Return the records that follow unaltered. Omit every picture.
════════════════════
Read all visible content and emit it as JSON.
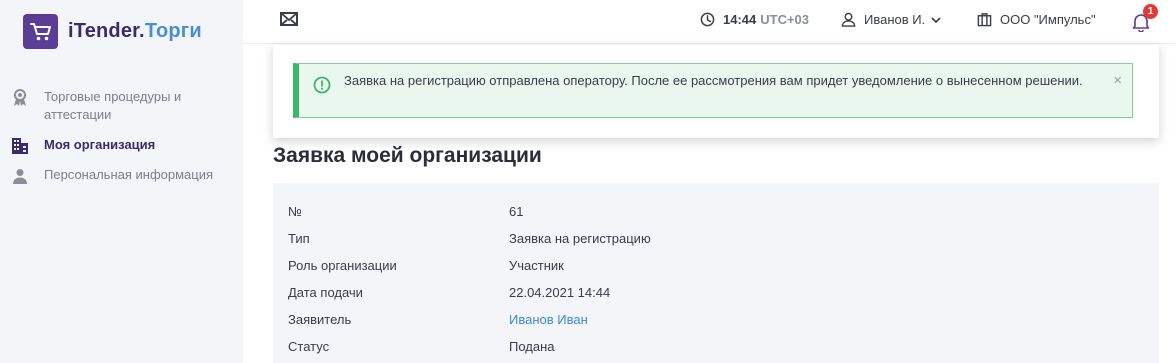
{
  "app": {
    "logo_prefix": "iTender.",
    "logo_suffix": "Торги"
  },
  "sidebar": {
    "items": [
      {
        "label": "Торговые процедуры и аттестации",
        "icon": "award-icon",
        "active": false
      },
      {
        "label": "Моя организация",
        "icon": "building-icon",
        "active": true
      },
      {
        "label": "Персональная информация",
        "icon": "person-icon",
        "active": false
      }
    ]
  },
  "header": {
    "time": "14:44",
    "timezone": "UTC+03",
    "user": "Иванов И.",
    "organization": "ООО \"Импульс\"",
    "notifications_count": "1"
  },
  "alert": {
    "text": "Заявка на регистрацию отправлена оператору. После ее рассмотрения вам придет уведомление о вынесенном решении.",
    "close": "×"
  },
  "page": {
    "title": "Заявка моей организации"
  },
  "details": [
    {
      "label": "№",
      "value": "61"
    },
    {
      "label": "Тип",
      "value": "Заявка на регистрацию"
    },
    {
      "label": "Роль организации",
      "value": "Участник"
    },
    {
      "label": "Дата подачи",
      "value": "22.04.2021 14:44"
    },
    {
      "label": "Заявитель",
      "value": "Иванов Иван"
    },
    {
      "label": "Статус",
      "value": "Подана"
    }
  ],
  "colors": {
    "brand": "#5b3d96",
    "accent": "#4a8fd6",
    "success": "#39b86a",
    "link": "#3b8ad9",
    "badge": "#e53935"
  }
}
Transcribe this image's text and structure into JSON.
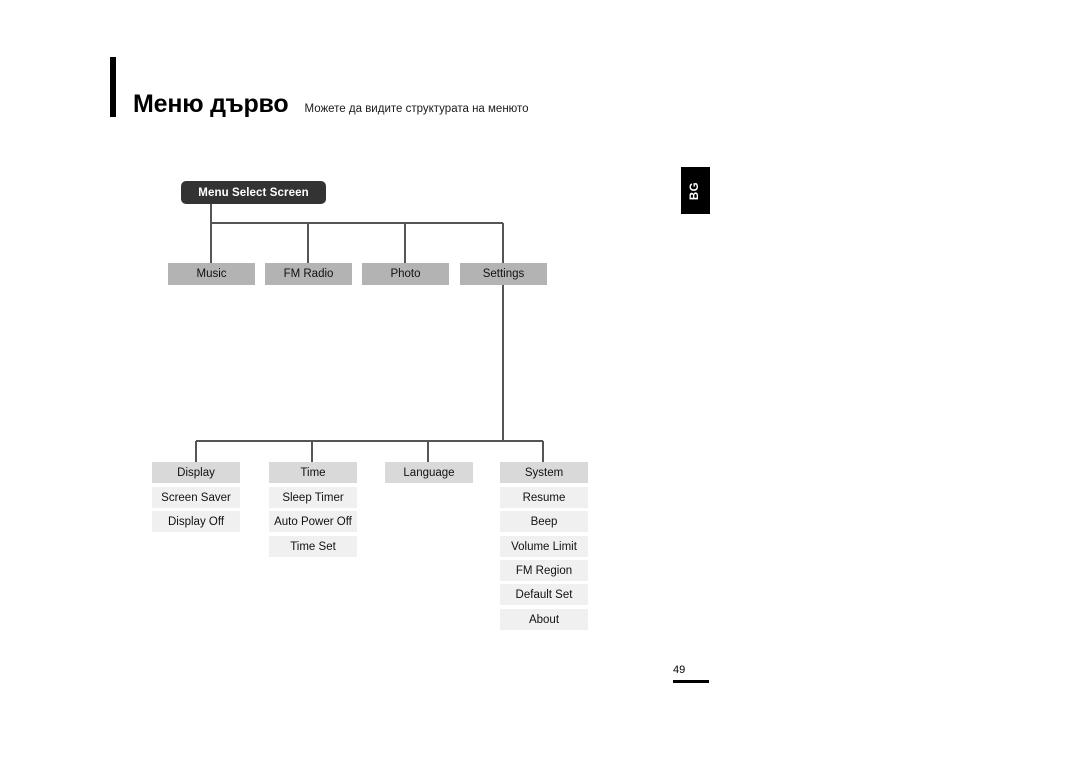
════════════════════
# Written reply:
Read all visible content and emit it as JSON.
{
  "app": {
    "logo_prefix": "iTender.",
    "logo_suffix": "Торги"
  },
  "sidebar": {
    "items": [
      {
        "label": "Торговые процедуры и аттестации",
        "icon": "award-icon",
        "active": false
      },
      {
        "label": "Моя организация",
        "icon": "building-icon",
        "active": true
      },
      {
        "label": "Персональная информация",
        "icon": "person-icon",
        "active": false
      }
    ]
  },
  "header": {
    "time": "14:44",
    "timezone": "UTC+03",
    "user": "Иванов И.",
    "organization": "ООО \"Импульс\"",
    "notifications_count": "1"
  },
  "alert": {
    "text": "Заявка на регистрацию отправлена оператору. После ее рассмотрения вам придет уведомление о вынесенном решении.",
    "close": "×"
  },
  "page": {
    "title": "Заявка моей организации"
  },
  "details": [
    {
      "label": "№",
      "value": "61"
    },
    {
      "label": "Тип",
      "value": "Заявка на регистрацию"
    },
    {
      "label": "Роль организации",
      "value": "Участник"
    },
    {
      "label": "Дата подачи",
      "value": "22.04.2021 14:44"
    },
    {
      "label": "Заявитель",
      "value": "Иванов Иван"
    },
    {
      "label": "Статус",
      "value": "Подана"
    }
  ],
  "colors": {
    "brand": "#5b3d96",
    "accent": "#4a8fd6",
    "success": "#39b86a",
    "link": "#3b8ad9",
    "badge": "#e53935"
  }
}
Transcribe this image's text and structure into JSON.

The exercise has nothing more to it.